Task statement:
An exact copy of the entries below is required, with all pictures removed.

Data:
+-------+
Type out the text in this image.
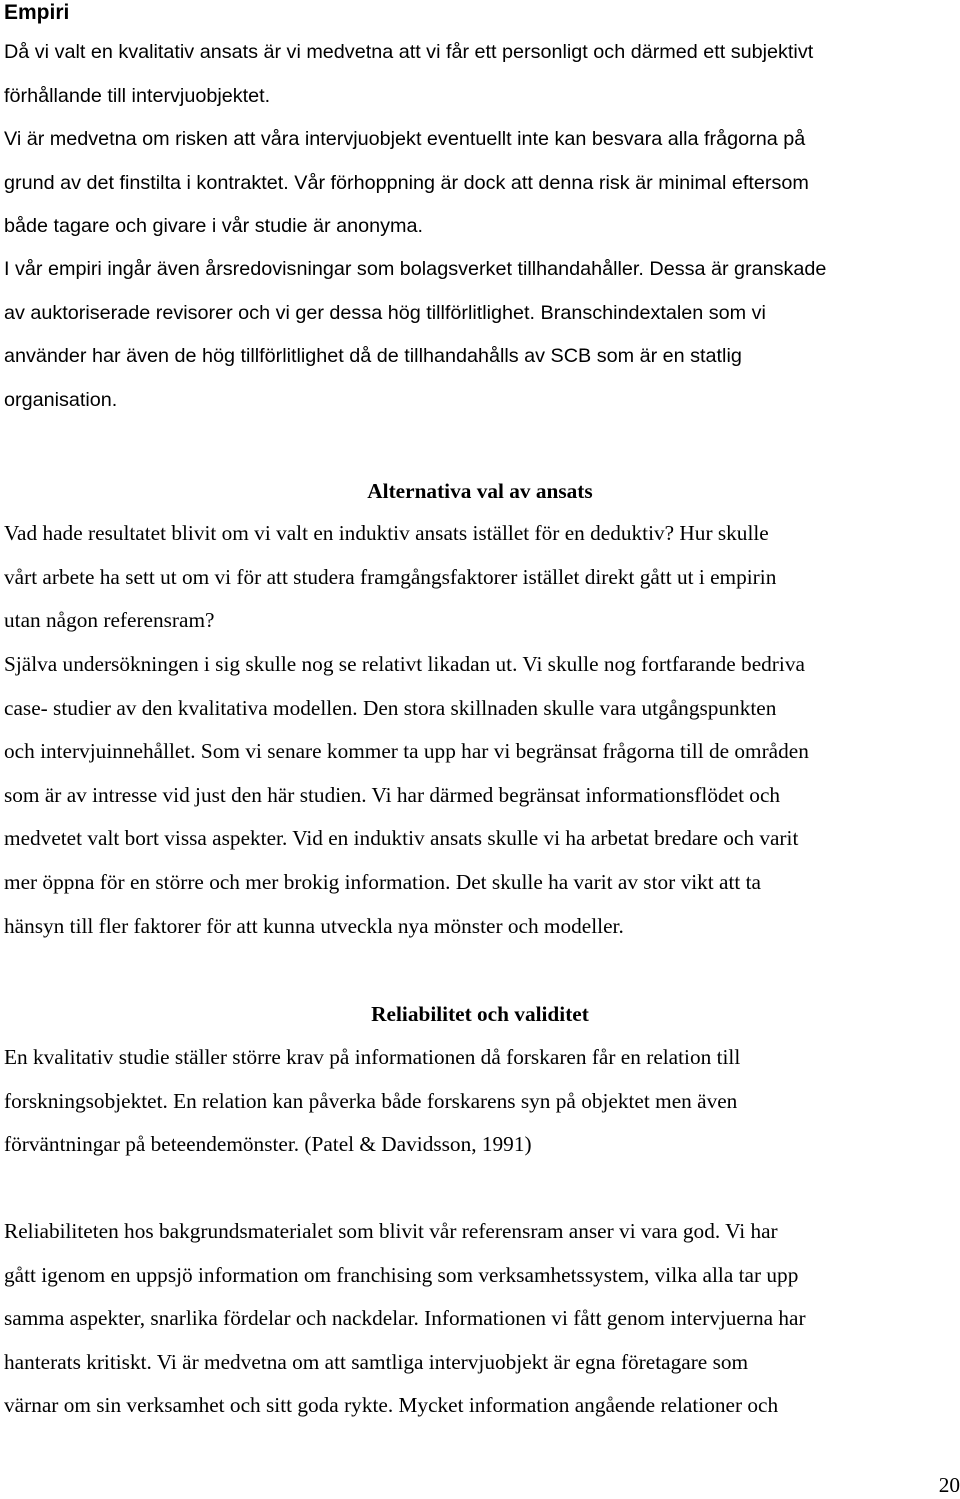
Empiri

Då vi valt en kvalitativ ansats är vi medvetna att vi får ett personligt och därmed ett subjektivt
förhållande till intervjuobjektet.

Vi är medvetna om risken att våra intervjuobjekt eventuellt inte kan besvara alla frågorna på
grund av det finstilta i kontraktet. Vår förhoppning är dock att denna risk är minimal eftersom
både tagare och givare i vår studie är anonyma.

I vår empiri ingår även årsredovisningar som bolagsverket tillhandahåller. Dessa är granskade
av auktoriserade revisorer och vi ger dessa hög tillförlitlighet. Branschindextalen som vi
använder har även de hög tillförlitlighet då de tillhandahålls av SCB som är en statlig
organisation.

Alternativa val av ansats

Vad hade resultatet blivit om vi valt en induktiv ansats istället för en deduktiv? Hur skulle
vårt arbete ha sett ut om vi för att studera framgångsfaktorer istället direkt gått ut i empirin
utan någon referensram?

Själva undersökningen i sig skulle nog se relativt likadan ut. Vi skulle nog fortfarande bedriva
case- studier av den kvalitativa modellen. Den stora skillnaden skulle vara utgångspunkten
och intervjuinnehållet. Som vi senare kommer ta upp har vi begränsat frågorna till de områden
som är av intresse vid just den här studien. Vi har därmed begränsat informationsflödet och
medvetet valt bort vissa aspekter. Vid en induktiv ansats skulle vi ha arbetat bredare och varit
mer öppna för en större och mer brokig information. Det skulle ha varit av stor vikt att ta
hänsyn till fler faktorer för att kunna utveckla nya mönster och modeller.

Reliabilitet och validitet

En kvalitativ studie ställer större krav på informationen då forskaren får en relation till
forskningsobjektet. En relation kan påverka både forskarens syn på objektet men även
förväntningar på beteendemönster. (Patel & Davidsson, 1991)

Reliabiliteten hos bakgrundsmaterialet som blivit vår referensram anser vi vara god. Vi har
gått igenom en uppsjö information om franchising som verksamhetssystem, vilka alla tar upp
samma aspekter, snarlika fördelar och nackdelar. Informationen vi fått genom intervjuerna har
hanterats kritiskt. Vi är medvetna om att samtliga intervjuobjekt är egna företagare som
värnar om sin verksamhet och sitt goda rykte. Mycket information angående relationer och

20
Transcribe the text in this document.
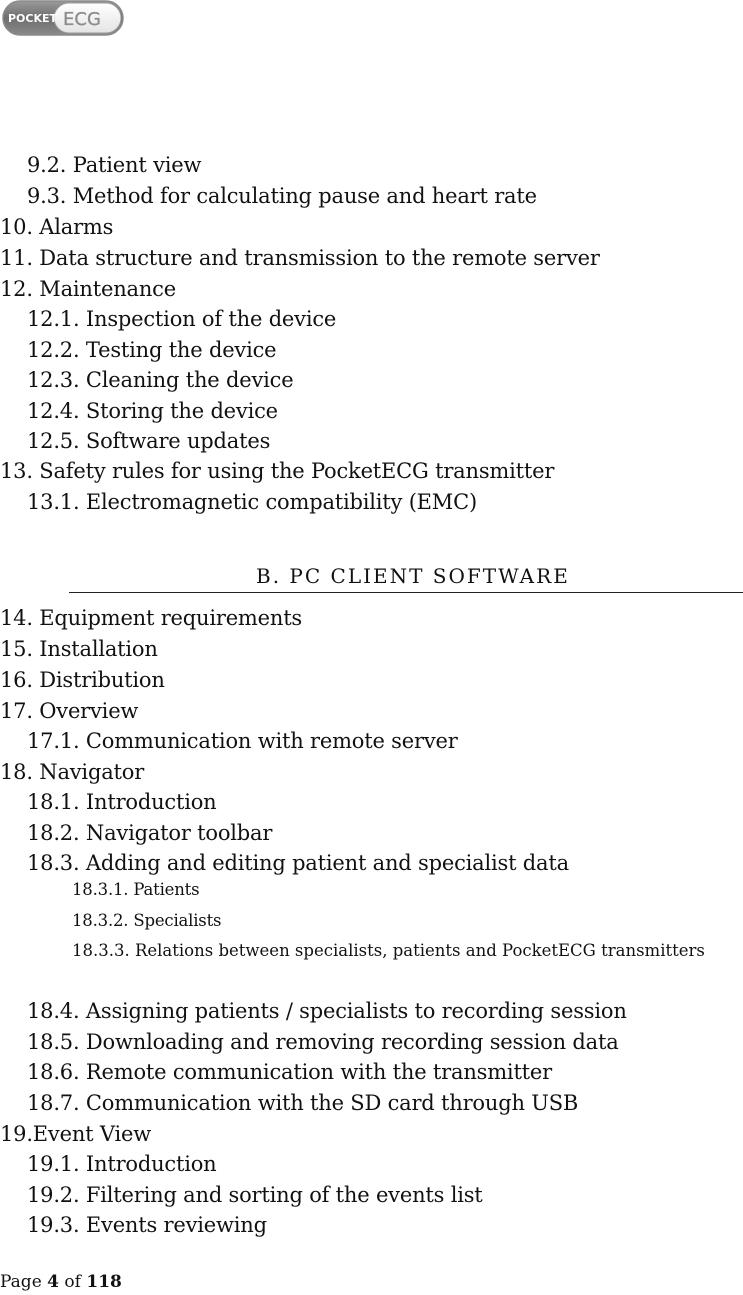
POCKET ECG
9.2. Patient view
9.3. Method for calculating pause and heart rate
10. Alarms
11. Data structure and transmission to the remote server
12. Maintenance
12.1. Inspection of the device
12.2. Testing the device
12.3. Cleaning the device
12.4. Storing the device
12.5. Software updates
13. Safety rules for using the PocketECG transmitter
13.1. Electromagnetic compatibility (EMC)
B. PC CLIENT SOFTWARE
14. Equipment requirements
15. Installation
16. Distribution
17. Overview
17.1. Communication with remote server
18. Navigator
18.1. Introduction
18.2. Navigator toolbar
18.3. Adding and editing patient and specialist data
18.3.1. Patients
18.3.2. Specialists
18.3.3. Relations between specialists, patients and PocketECG transmitters
18.4. Assigning patients / specialists to recording session
18.5. Downloading and removing recording session data
18.6. Remote communication with the transmitter
18.7. Communication with the SD card through USB
19.Event View
19.1. Introduction
19.2. Filtering and sorting of the events list
19.3. Events reviewing
Page 4 of 118
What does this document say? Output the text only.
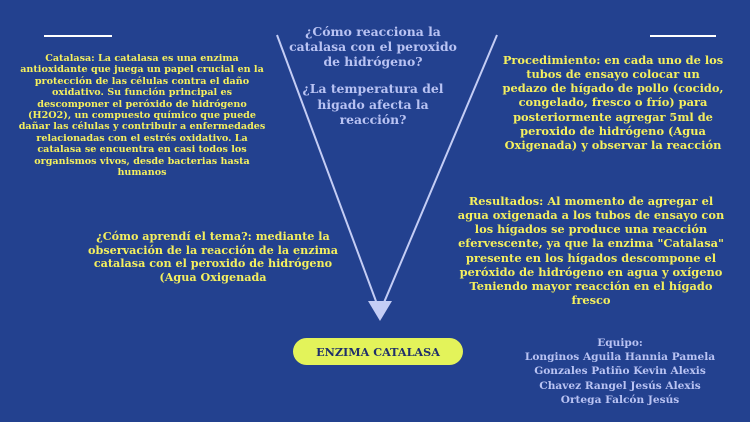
¿Cómo reacciona la catalasa con el peroxido de hidrógeno?
¿La temperatura del higado afecta la reacción?
Catalasa: La catalasa es una enzima antioxidante que juega un papel crucial en la protección de las células contra el daño oxidativo. Su función principal es descomponer el peróxido de hidrógeno (H2O2), un compuesto químico que puede dañar las células y contribuir a enfermedades relacionadas con el estrés oxidativo. La catalasa se encuentra en casi todos los organismos vivos, desde bacterias hasta humanos
¿Cómo aprendí el tema?: mediante la observación de la reacción de la enzima catalasa con el peroxido de hidrógeno (Agua Oxigenada
Procedimiento: en cada uno de los tubos de ensayo colocar un pedazo de hígado de pollo (cocido, congelado, fresco o frío) para posteriormente agregar 5ml de peroxido de hidrógeno (Agua Oxigenada) y observar la reacción
Resultados: Al momento de agregar el agua oxigenada a los tubos de ensayo con los hígados se produce una reacción efervescente, ya que la enzima "Catalasa" presente en los hígados descompone el peróxido de hidrógeno en agua y oxígeno Teniendo mayor reacción en el hígado fresco
ENZIMA CATALASA
Equipo:
Longinos Aguila Hannia Pamela
Gonzales Patiño Kevin Alexis
Chavez Rangel Jesús Alexis
Ortega Falcón Jesús
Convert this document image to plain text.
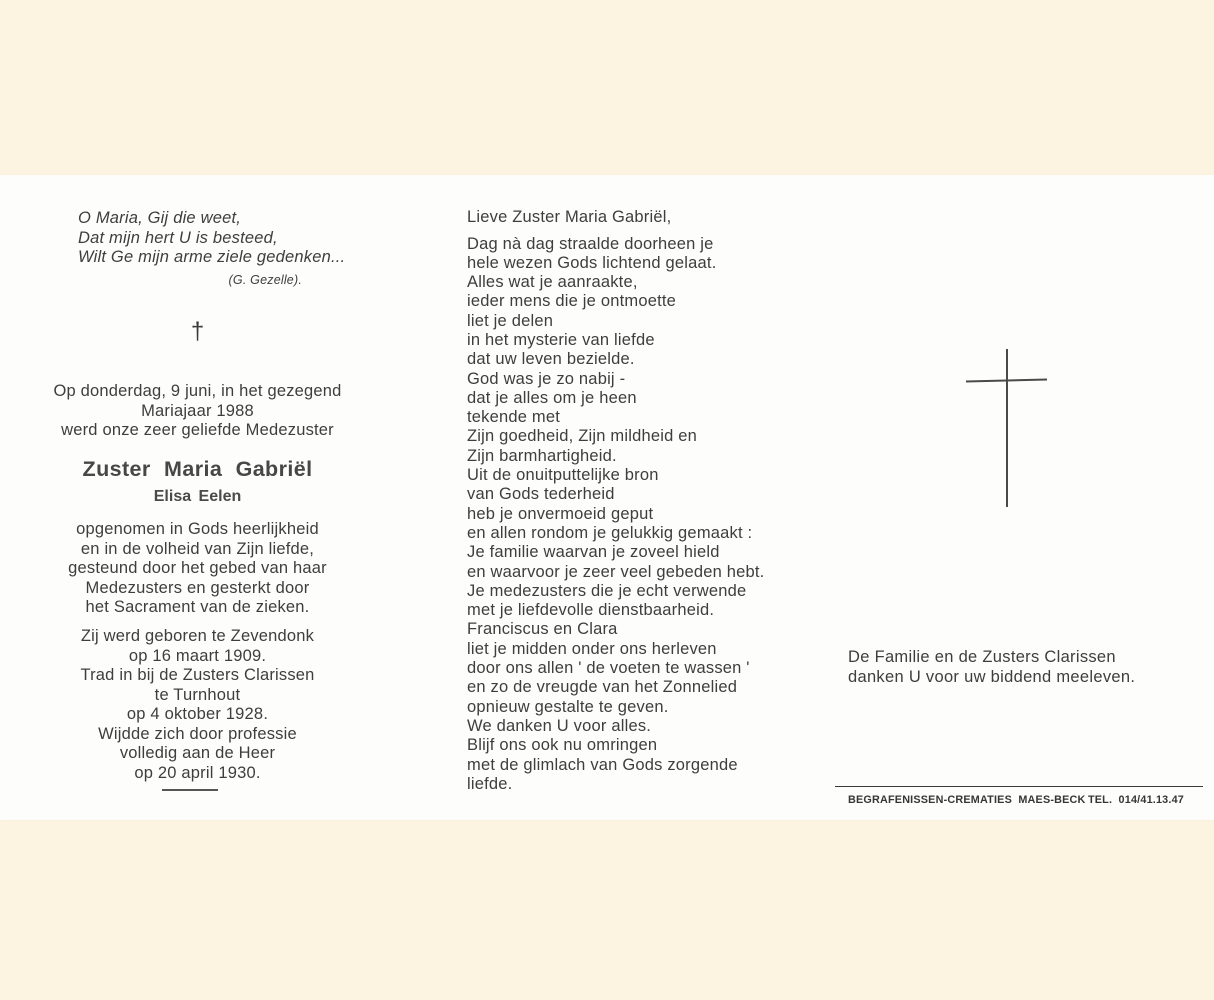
O Maria, Gij die weet,
Dat mijn hert U is besteed,
Wilt Ge mijn arme ziele gedenken...
(G. Gezelle).
†
Op donderdag, 9 juni, in het gezegend
Mariajaar 1988
werd onze zeer geliefde Medezuster
Zuster Maria Gabriël
Elisa Eelen
opgenomen in Gods heerlijkheid
en in de volheid van Zijn liefde,
gesteund door het gebed van haar
Medezusters en gesterkt door
het Sacrament van de zieken.
Zij werd geboren te Zevendonk
op 16 maart 1909.
Trad in bij de Zusters Clarissen
te Turnhout
op 4 oktober 1928.
Wijdde zich door professie
volledig aan de Heer
op 20 april 1930.
Lieve Zuster Maria Gabriël,
Dag nà dag straalde doorheen je
hele wezen Gods lichtend gelaat.
Alles wat je aanraakte,
ieder mens die je ontmoette
liet je delen
in het mysterie van liefde
dat uw leven bezielde.
God was je zo nabij -
dat je alles om je heen
tekende met
Zijn goedheid, Zijn mildheid en
Zijn barmhartigheid.
Uit de onuitputtelijke bron
van Gods tederheid
heb je onvermoeid geput
en allen rondom je gelukkig gemaakt :
Je familie waarvan je zoveel hield
en waarvoor je zeer veel gebeden hebt.
Je medezusters die je echt verwende
met je liefdevolle dienstbaarheid.
Franciscus en Clara
liet je midden onder ons herleven
door ons allen ' de voeten te wassen '
en zo de vreugde van het Zonnelied
opnieuw gestalte te geven.
We danken U voor alles.
Blijf ons ook nu omringen
met de glimlach van Gods zorgende
liefde.
De Familie en de Zusters Clarissen
danken U voor uw biddend meeleven.
BEGRAFENISSEN-CREMATIES  MAES-BECK TEL.  014/41.13.47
+-------+
Task solution:
Type out the text in this image.
Empiri

Då vi valt en kvalitativ ansats är vi medvetna att vi får ett personligt och därmed ett subjektivt
förhållande till intervjuobjektet.

Vi är medvetna om risken att våra intervjuobjekt eventuellt inte kan besvara alla frågorna på
grund av det finstilta i kontraktet. Vår förhoppning är dock att denna risk är minimal eftersom
både tagare och givare i vår studie är anonyma.

I vår empiri ingår även årsredovisningar som bolagsverket tillhandahåller. Dessa är granskade
av auktoriserade revisorer och vi ger dessa hög tillförlitlighet. Branschindextalen som vi
använder har även de hög tillförlitlighet då de tillhandahålls av SCB som är en statlig
organisation.

Alternativa val av ansats

Vad hade resultatet blivit om vi valt en induktiv ansats istället för en deduktiv? Hur skulle
vårt arbete ha sett ut om vi för att studera framgångsfaktorer istället direkt gått ut i empirin
utan någon referensram?

Själva undersökningen i sig skulle nog se relativt likadan ut. Vi skulle nog fortfarande bedriva
case- studier av den kvalitativa modellen. Den stora skillnaden skulle vara utgångspunkten
och intervjuinnehållet. Som vi senare kommer ta upp har vi begränsat frågorna till de områden
som är av intresse vid just den här studien. Vi har därmed begränsat informationsflödet och
medvetet valt bort vissa aspekter. Vid en induktiv ansats skulle vi ha arbetat bredare och varit
mer öppna för en större och mer brokig information. Det skulle ha varit av stor vikt att ta
hänsyn till fler faktorer för att kunna utveckla nya mönster och modeller.

Reliabilitet och validitet

En kvalitativ studie ställer större krav på informationen då forskaren får en relation till
forskningsobjektet. En relation kan påverka både forskarens syn på objektet men även
förväntningar på beteendemönster. (Patel & Davidsson, 1991)

Reliabiliteten hos bakgrundsmaterialet som blivit vår referensram anser vi vara god. Vi har
gått igenom en uppsjö information om franchising som verksamhetssystem, vilka alla tar upp
samma aspekter, snarlika fördelar och nackdelar. Informationen vi fått genom intervjuerna har
hanterats kritiskt. Vi är medvetna om att samtliga intervjuobjekt är egna företagare som
värnar om sin verksamhet och sitt goda rykte. Mycket information angående relationer och

20
Transcribe the text in this document.
POCKET ECG
9.2. Patient view
9.3. Method for calculating pause and heart rate
10. Alarms
11. Data structure and transmission to the remote server
12. Maintenance
12.1. Inspection of the device
12.2. Testing the device
12.3. Cleaning the device
12.4. Storing the device
12.5. Software updates
13. Safety rules for using the PocketECG transmitter
13.1. Electromagnetic compatibility (EMC)
B. PC CLIENT SOFTWARE
14. Equipment requirements
15. Installation
16. Distribution
17. Overview
17.1. Communication with remote server
18. Navigator
18.1. Introduction
18.2. Navigator toolbar
18.3. Adding and editing patient and specialist data
18.3.1. Patients
18.3.2. Specialists
18.3.3. Relations between specialists, patients and PocketECG transmitters
18.4. Assigning patients / specialists to recording session
18.5. Downloading and removing recording session data
18.6. Remote communication with the transmitter
18.7. Communication with the SD card through USB
19.Event View
19.1. Introduction
19.2. Filtering and sorting of the events list
19.3. Events reviewing
Page 4 of 118
What does this document say? Output the text only.
¿Cómo reacciona la catalasa con el peroxido de hidrógeno?
¿La temperatura del higado afecta la reacción?
Catalasa: La catalasa es una enzima antioxidante que juega un papel crucial en la protección de las células contra el daño oxidativo. Su función principal es descomponer el peróxido de hidrógeno (H2O2), un compuesto químico que puede dañar las células y contribuir a enfermedades relacionadas con el estrés oxidativo. La catalasa se encuentra en casi todos los organismos vivos, desde bacterias hasta humanos
¿Cómo aprendí el tema?: mediante la observación de la reacción de la enzima catalasa con el peroxido de hidrógeno (Agua Oxigenada
Procedimiento: en cada uno de los tubos de ensayo colocar un pedazo de hígado de pollo (cocido, congelado, fresco o frío) para posteriormente agregar 5ml de peroxido de hidrógeno (Agua Oxigenada) y observar la reacción
Resultados: Al momento de agregar el agua oxigenada a los tubos de ensayo con los hígados se produce una reacción efervescente, ya que la enzima "Catalasa" presente en los hígados descompone el peróxido de hidrógeno en agua y oxígeno Teniendo mayor reacción en el hígado fresco
ENZIMA CATALASA
Equipo:
Longinos Aguila Hannia Pamela
Gonzales Patiño Kevin Alexis
Chavez Rangel Jesús Alexis
Ortega Falcón Jesús
Convert this document image to plain text.
O Maria, Gij die weet,
Dat mijn hert U is besteed,
Wilt Ge mijn arme ziele gedenken...
(G. Gezelle).
†
Op donderdag, 9 juni, in het gezegend
Mariajaar 1988
werd onze zeer geliefde Medezuster
Zuster Maria Gabriël
Elisa Eelen
opgenomen in Gods heerlijkheid
en in de volheid van Zijn liefde,
gesteund door het gebed van haar
Medezusters en gesterkt door
het Sacrament van de zieken.
Zij werd geboren te Zevendonk
op 16 maart 1909.
Trad in bij de Zusters Clarissen
te Turnhout
op 4 oktober 1928.
Wijdde zich door professie
volledig aan de Heer
op 20 april 1930.
Lieve Zuster Maria Gabriël,
Dag nà dag straalde doorheen je
hele wezen Gods lichtend gelaat.
Alles wat je aanraakte,
ieder mens die je ontmoette
liet je delen
in het mysterie van liefde
dat uw leven bezielde.
God was je zo nabij -
dat je alles om je heen
tekende met
Zijn goedheid, Zijn mildheid en
Zijn barmhartigheid.
Uit de onuitputtelijke bron
van Gods tederheid
heb je onvermoeid geput
en allen rondom je gelukkig gemaakt :
Je familie waarvan je zoveel hield
en waarvoor je zeer veel gebeden hebt.
Je medezusters die je echt verwende
met je liefdevolle dienstbaarheid.
Franciscus en Clara
liet je midden onder ons herleven
door ons allen ' de voeten te wassen '
en zo de vreugde van het Zonnelied
opnieuw gestalte te geven.
We danken U voor alles.
Blijf ons ook nu omringen
met de glimlach van Gods zorgende
liefde.
De Familie en de Zusters Clarissen
danken U voor uw biddend meeleven.
BEGRAFENISSEN-CREMATIES  MAES-BECK TEL.  014/41.13.47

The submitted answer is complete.